> [Stated problem] Repeat every line of the records below word for word, and leave the pictures out of your answer.

Element boundary records

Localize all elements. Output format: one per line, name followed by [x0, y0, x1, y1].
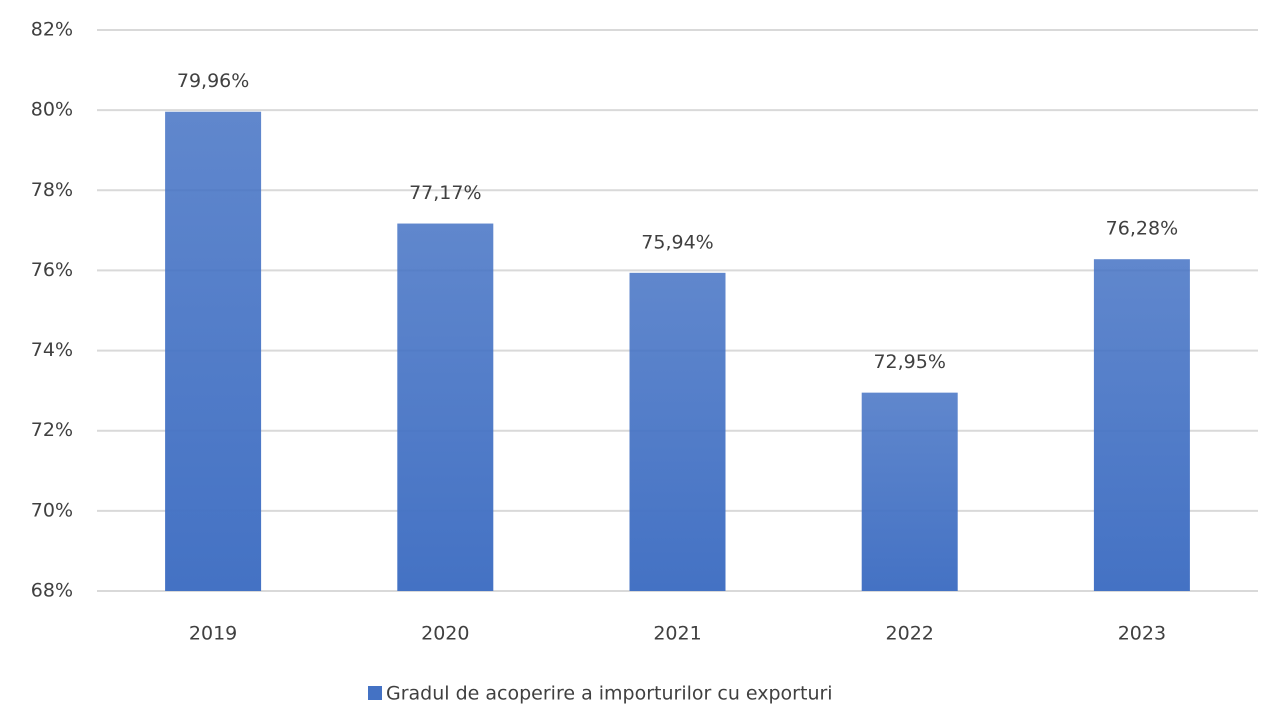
x-tick-label: 2023 [1118, 623, 1166, 645]
y-tick-label: 74% [31, 339, 73, 361]
value-label: 77,17% [409, 182, 481, 204]
x-tick-label: 2019 [189, 623, 237, 645]
value-label: 76,28% [1106, 218, 1178, 240]
y-tick-label: 82% [31, 19, 73, 41]
value-label: 75,94% [641, 231, 713, 253]
x-tick-label: 2021 [653, 623, 701, 645]
y-tick-label: 70% [31, 499, 73, 521]
bar [397, 223, 494, 592]
bar [1093, 259, 1190, 591]
x-tick-label: 2022 [886, 623, 934, 645]
y-tick-label: 72% [31, 419, 73, 441]
value-label: 79,96% [177, 70, 249, 92]
x-tick-label: 2020 [421, 623, 469, 645]
y-tick-label: 76% [31, 259, 73, 281]
value-label: 72,95% [873, 351, 945, 373]
legend-label: Gradul de acoperire a importurilor cu ex… [386, 683, 833, 705]
bar [629, 272, 726, 591]
y-tick-label: 80% [31, 99, 73, 121]
bar [861, 392, 958, 591]
y-tick-label: 78% [31, 179, 73, 201]
y-tick-label: 68% [31, 580, 73, 602]
bar [165, 111, 262, 591]
legend-swatch [368, 686, 382, 700]
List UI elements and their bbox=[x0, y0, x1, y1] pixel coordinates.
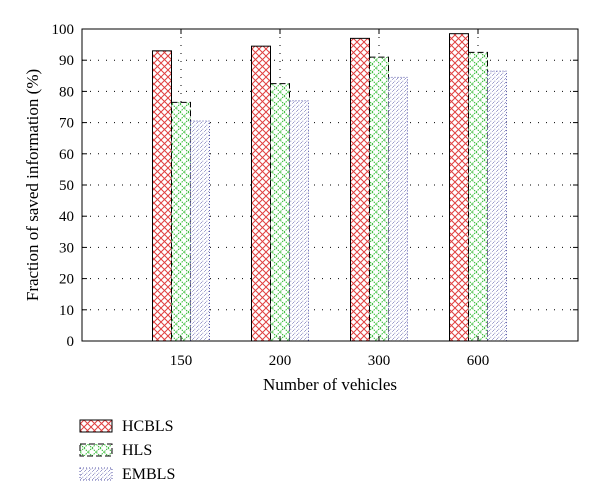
x-axis-title: Number of vehicles bbox=[263, 375, 397, 394]
y-tick-label: 10 bbox=[59, 303, 74, 319]
bar-embls-600 bbox=[487, 70, 507, 342]
bar-hls-300 bbox=[369, 56, 389, 342]
y-tick-label: 100 bbox=[52, 22, 75, 38]
bar-hcbls-200 bbox=[251, 45, 271, 342]
y-tick-label: 50 bbox=[59, 178, 74, 194]
bar-hcbls-150 bbox=[152, 50, 172, 342]
y-tick-label: 60 bbox=[59, 147, 74, 163]
y-axis-title: Fraction of saved information (%) bbox=[23, 69, 42, 301]
bar-hcbls-600 bbox=[449, 33, 469, 342]
y-tick-label: 70 bbox=[59, 116, 74, 132]
legend-label-hls: HLS bbox=[122, 442, 152, 459]
x-axis: 150 200 300 600 bbox=[170, 29, 490, 369]
y-tick-label: 20 bbox=[59, 272, 74, 288]
y-tick-label: 40 bbox=[59, 209, 74, 225]
legend-swatch-hcbls bbox=[79, 419, 113, 433]
legend-label-hcbls: HCBLS bbox=[122, 418, 174, 435]
y-tick-label: 30 bbox=[59, 240, 74, 256]
bar-hls-150 bbox=[171, 101, 191, 342]
bar-hcbls-300 bbox=[350, 37, 370, 342]
x-tick-label: 200 bbox=[269, 353, 292, 369]
y-tick-label: 0 bbox=[67, 334, 75, 350]
bar-hls-600 bbox=[468, 51, 488, 342]
y-tick-label: 90 bbox=[59, 53, 74, 69]
legend-label-embls: EMBLS bbox=[122, 466, 175, 483]
x-tick-label: 150 bbox=[170, 353, 193, 369]
x-tick-label: 300 bbox=[368, 353, 391, 369]
legend: HCBLS HLS EMBLS bbox=[79, 418, 175, 483]
y-tick-label: 80 bbox=[59, 84, 74, 100]
bar-embls-150 bbox=[190, 120, 210, 342]
legend-swatch-embls bbox=[79, 467, 113, 481]
x-tick-label: 600 bbox=[467, 353, 490, 369]
bar-embls-200 bbox=[289, 100, 309, 342]
grid bbox=[82, 29, 578, 341]
bars bbox=[152, 33, 507, 342]
legend-swatch-hls bbox=[79, 443, 113, 457]
bar-embls-300 bbox=[388, 76, 408, 342]
bar-hls-200 bbox=[270, 83, 290, 342]
y-axis: 0 10 20 30 40 50 60 70 80 90 100 bbox=[52, 22, 578, 350]
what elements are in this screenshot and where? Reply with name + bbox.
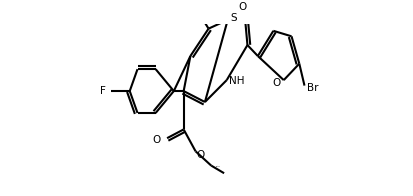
Text: NH: NH <box>228 76 244 86</box>
Text: F: F <box>100 86 105 96</box>
Text: methyl: methyl <box>215 165 220 167</box>
Text: S: S <box>229 13 236 23</box>
Text: O: O <box>196 150 204 160</box>
Text: O: O <box>272 78 280 88</box>
Text: O: O <box>152 135 160 145</box>
Text: O: O <box>238 2 246 12</box>
Text: Br: Br <box>306 83 317 93</box>
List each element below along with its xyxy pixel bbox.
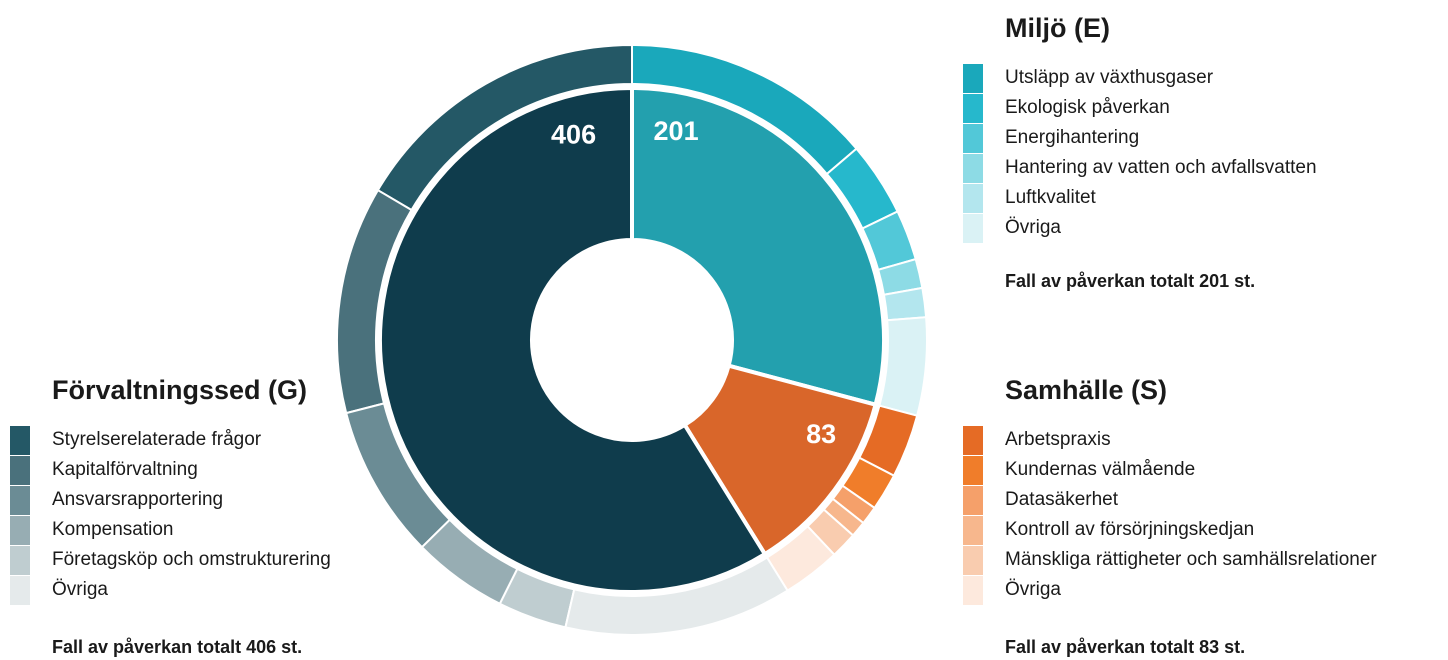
inner-segment bbox=[681, 363, 879, 557]
outer-segment bbox=[376, 43, 633, 212]
legend-swatch bbox=[10, 516, 30, 545]
outer-segment bbox=[498, 567, 576, 629]
outer-segment bbox=[336, 188, 413, 415]
legend-item: Ansvarsrapportering bbox=[52, 489, 223, 510]
legend-item: Utsläpp av växthusgaser bbox=[1005, 67, 1214, 88]
legend-swatch bbox=[963, 214, 983, 243]
legend-swatch bbox=[10, 486, 30, 515]
legend-swatch bbox=[963, 184, 983, 213]
legend-title: Miljö (E) bbox=[1005, 13, 1110, 43]
outer-segment bbox=[882, 286, 928, 322]
legend-item: Arbetspraxis bbox=[1005, 429, 1111, 450]
legend-swatch bbox=[963, 64, 983, 93]
inner-segment bbox=[630, 85, 886, 408]
legend-item: Styrelserelaterade frågor bbox=[52, 429, 262, 450]
legend-swatch bbox=[963, 94, 983, 123]
legend-item: Företagsköp och omstrukturering bbox=[52, 549, 331, 570]
legend-swatch bbox=[10, 546, 30, 575]
legend-item: Övriga bbox=[1005, 217, 1061, 238]
legend-swatch bbox=[963, 576, 983, 605]
legend-swatch bbox=[963, 546, 983, 575]
legend-swatch bbox=[10, 426, 30, 455]
legend-swatch bbox=[10, 456, 30, 485]
legend-item: Datasäkerhet bbox=[1005, 489, 1119, 510]
legend-swatch bbox=[10, 576, 30, 605]
legend-title: Förvaltningssed (G) bbox=[52, 375, 307, 405]
segment-value-label: 83 bbox=[806, 419, 836, 449]
group-total: Fall av påverkan totalt 83 st. bbox=[1005, 637, 1245, 657]
legend-title: Samhälle (S) bbox=[1005, 375, 1167, 405]
legend-swatch bbox=[963, 124, 983, 153]
segment-value-label: 201 bbox=[654, 116, 699, 146]
legend-item: Övriga bbox=[52, 579, 108, 600]
outer-segment bbox=[420, 518, 519, 606]
legend-swatch bbox=[963, 456, 983, 485]
legend-swatch bbox=[963, 426, 983, 455]
legend-item: Hantering av vatten och avfallsvatten bbox=[1005, 157, 1317, 178]
inner-segment bbox=[378, 85, 768, 594]
outer-segment bbox=[344, 402, 452, 549]
segment-value-label: 406 bbox=[551, 119, 596, 149]
legend-item: Kompensation bbox=[52, 519, 173, 540]
legend-item: Kapitalförvaltning bbox=[52, 459, 198, 480]
legend-swatch bbox=[963, 516, 983, 545]
legend-item: Kontroll av försörjningskedjan bbox=[1005, 519, 1254, 540]
legend-swatch bbox=[963, 154, 983, 183]
legend-item: Kundernas välmående bbox=[1005, 459, 1195, 480]
legend-item: Övriga bbox=[1005, 579, 1061, 600]
outer-segment bbox=[564, 556, 789, 636]
legend-item: Luftkvalitet bbox=[1005, 187, 1097, 208]
group-total: Fall av påverkan totalt 406 st. bbox=[52, 637, 302, 657]
legend-swatch bbox=[963, 486, 983, 515]
outer-segment bbox=[878, 316, 928, 417]
legend-item: Ekologisk påverkan bbox=[1005, 97, 1170, 118]
legend-item: Mänskliga rättigheter och samhällsrelati… bbox=[1005, 549, 1377, 570]
legend-item: Energihantering bbox=[1005, 127, 1139, 148]
group-total: Fall av påverkan totalt 201 st. bbox=[1005, 271, 1255, 291]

> [Solution for this task]
Localize all elements. Output format: one per line, name followed by [x0, y0, x1, y1].
x-tick-label: 2023 [1118, 623, 1166, 645]
y-tick-label: 74% [31, 339, 73, 361]
value-label: 77,17% [409, 182, 481, 204]
x-tick-label: 2019 [189, 623, 237, 645]
value-label: 76,28% [1106, 218, 1178, 240]
y-tick-label: 82% [31, 19, 73, 41]
value-label: 75,94% [641, 231, 713, 253]
x-tick-label: 2021 [653, 623, 701, 645]
y-tick-label: 70% [31, 499, 73, 521]
bar [397, 223, 494, 592]
bar [1093, 259, 1190, 591]
x-tick-label: 2022 [886, 623, 934, 645]
y-tick-label: 72% [31, 419, 73, 441]
value-label: 79,96% [177, 70, 249, 92]
x-tick-label: 2020 [421, 623, 469, 645]
y-tick-label: 76% [31, 259, 73, 281]
value-label: 72,95% [873, 351, 945, 373]
legend-label: Gradul de acoperire a importurilor cu ex… [386, 683, 833, 705]
bar [629, 272, 726, 591]
y-tick-label: 80% [31, 99, 73, 121]
bar [861, 392, 958, 591]
y-tick-label: 78% [31, 179, 73, 201]
y-tick-label: 68% [31, 580, 73, 602]
bar [165, 111, 262, 591]
legend-swatch [368, 686, 382, 700]
List UI elements and their bbox=[x0, y0, x1, y1] pixel coordinates.
x-axis-title: Number of vehicles bbox=[263, 375, 397, 394]
y-tick-label: 10 bbox=[59, 303, 74, 319]
bar-embls-600 bbox=[487, 70, 507, 342]
bar-hls-300 bbox=[369, 56, 389, 342]
y-tick-label: 100 bbox=[52, 22, 75, 38]
bar-hcbls-200 bbox=[251, 45, 271, 342]
y-tick-label: 50 bbox=[59, 178, 74, 194]
bar-hcbls-150 bbox=[152, 50, 172, 342]
y-tick-label: 60 bbox=[59, 147, 74, 163]
y-axis-title: Fraction of saved information (%) bbox=[23, 69, 42, 301]
bar-hcbls-600 bbox=[449, 33, 469, 342]
y-tick-label: 70 bbox=[59, 116, 74, 132]
legend-label-hls: HLS bbox=[122, 442, 152, 459]
x-axis: 150 200 300 600 bbox=[170, 29, 490, 369]
y-tick-label: 20 bbox=[59, 272, 74, 288]
y-tick-label: 40 bbox=[59, 209, 74, 225]
legend-swatch-hcbls bbox=[79, 419, 113, 433]
legend-label-hcbls: HCBLS bbox=[122, 418, 174, 435]
y-tick-label: 30 bbox=[59, 240, 74, 256]
bar-hls-150 bbox=[171, 101, 191, 342]
bar-hcbls-300 bbox=[350, 37, 370, 342]
x-tick-label: 200 bbox=[269, 353, 292, 369]
y-tick-label: 0 bbox=[67, 334, 75, 350]
bar-hls-600 bbox=[468, 51, 488, 342]
y-tick-label: 90 bbox=[59, 53, 74, 69]
legend-label-embls: EMBLS bbox=[122, 466, 175, 483]
x-tick-label: 150 bbox=[170, 353, 193, 369]
x-tick-label: 300 bbox=[368, 353, 391, 369]
legend: HCBLS HLS EMBLS bbox=[79, 418, 175, 483]
y-tick-label: 80 bbox=[59, 84, 74, 100]
bar-embls-150 bbox=[190, 120, 210, 342]
legend-swatch-embls bbox=[79, 467, 113, 481]
x-tick-label: 600 bbox=[467, 353, 490, 369]
bar-embls-200 bbox=[289, 100, 309, 342]
grid bbox=[82, 29, 578, 341]
bars bbox=[152, 33, 507, 342]
legend-swatch-hls bbox=[79, 443, 113, 457]
bar-embls-300 bbox=[388, 76, 408, 342]
bar-hls-200 bbox=[270, 83, 290, 342]
y-axis: 0 10 20 30 40 50 60 70 80 90 100 bbox=[52, 22, 578, 350]
what elements are in this screenshot and where? Reply with name + bbox.
Text: NH: NH <box>228 76 244 86</box>
Text: F: F <box>100 86 105 96</box>
Text: methyl: methyl <box>215 165 220 167</box>
Text: S: S <box>229 13 236 23</box>
Text: O: O <box>196 150 204 160</box>
Text: O: O <box>272 78 280 88</box>
Text: O: O <box>152 135 160 145</box>
Text: O: O <box>238 2 246 12</box>
Text: Br: Br <box>306 83 317 93</box>
List each element below along with its xyxy pixel bbox.
inner-segment bbox=[681, 363, 879, 557]
outer-segment bbox=[376, 43, 633, 212]
legend-swatch bbox=[10, 516, 30, 545]
outer-segment bbox=[498, 567, 576, 629]
outer-segment bbox=[336, 188, 413, 415]
legend-item: Ansvarsrapportering bbox=[52, 489, 223, 510]
legend-item: Utsläpp av växthusgaser bbox=[1005, 67, 1214, 88]
legend-swatch bbox=[963, 214, 983, 243]
legend-swatch bbox=[10, 486, 30, 515]
legend-swatch bbox=[963, 184, 983, 213]
legend-title: Miljö (E) bbox=[1005, 13, 1110, 43]
outer-segment bbox=[882, 286, 928, 322]
legend-item: Arbetspraxis bbox=[1005, 429, 1111, 450]
legend-swatch bbox=[963, 64, 983, 93]
inner-segment bbox=[630, 85, 886, 408]
legend-item: Styrelserelaterade frågor bbox=[52, 429, 262, 450]
legend-swatch bbox=[963, 94, 983, 123]
legend-item: Företagsköp och omstrukturering bbox=[52, 549, 331, 570]
legend-swatch bbox=[10, 546, 30, 575]
legend-item: Övriga bbox=[1005, 217, 1061, 238]
legend-swatch bbox=[963, 576, 983, 605]
legend-swatch bbox=[963, 546, 983, 575]
legend-swatch bbox=[10, 426, 30, 455]
legend-swatch bbox=[10, 456, 30, 485]
legend-item: Datasäkerhet bbox=[1005, 489, 1119, 510]
legend-swatch bbox=[10, 576, 30, 605]
legend-title: Förvaltningssed (G) bbox=[52, 375, 307, 405]
segment-value-label: 83 bbox=[806, 419, 836, 449]
group-total: Fall av påverkan totalt 83 st. bbox=[1005, 637, 1245, 657]
legend-title: Samhälle (S) bbox=[1005, 375, 1167, 405]
legend-swatch bbox=[963, 124, 983, 153]
segment-value-label: 201 bbox=[654, 116, 699, 146]
legend-item: Övriga bbox=[52, 579, 108, 600]
outer-segment bbox=[420, 518, 519, 606]
legend-swatch bbox=[963, 456, 983, 485]
legend-swatch bbox=[963, 426, 983, 455]
legend-item: Hantering av vatten och avfallsvatten bbox=[1005, 157, 1317, 178]
inner-segment bbox=[378, 85, 768, 594]
outer-segment bbox=[344, 402, 452, 549]
segment-value-label: 406 bbox=[551, 119, 596, 149]
legend-item: Kompensation bbox=[52, 519, 173, 540]
legend-item: Kapitalförvaltning bbox=[52, 459, 198, 480]
legend-swatch bbox=[963, 516, 983, 545]
legend-item: Kontroll av försörjningskedjan bbox=[1005, 519, 1254, 540]
legend-swatch bbox=[963, 154, 983, 183]
legend-item: Kundernas välmående bbox=[1005, 459, 1195, 480]
legend-item: Övriga bbox=[1005, 579, 1061, 600]
outer-segment bbox=[564, 556, 789, 636]
legend-item: Luftkvalitet bbox=[1005, 187, 1097, 208]
group-total: Fall av påverkan totalt 406 st. bbox=[52, 637, 302, 657]
legend-swatch bbox=[963, 486, 983, 515]
outer-segment bbox=[878, 316, 928, 417]
legend-item: Ekologisk påverkan bbox=[1005, 97, 1170, 118]
legend-item: Mänskliga rättigheter och samhällsrelati… bbox=[1005, 549, 1377, 570]
legend-item: Energihantering bbox=[1005, 127, 1139, 148]
group-total: Fall av påverkan totalt 201 st. bbox=[1005, 271, 1255, 291]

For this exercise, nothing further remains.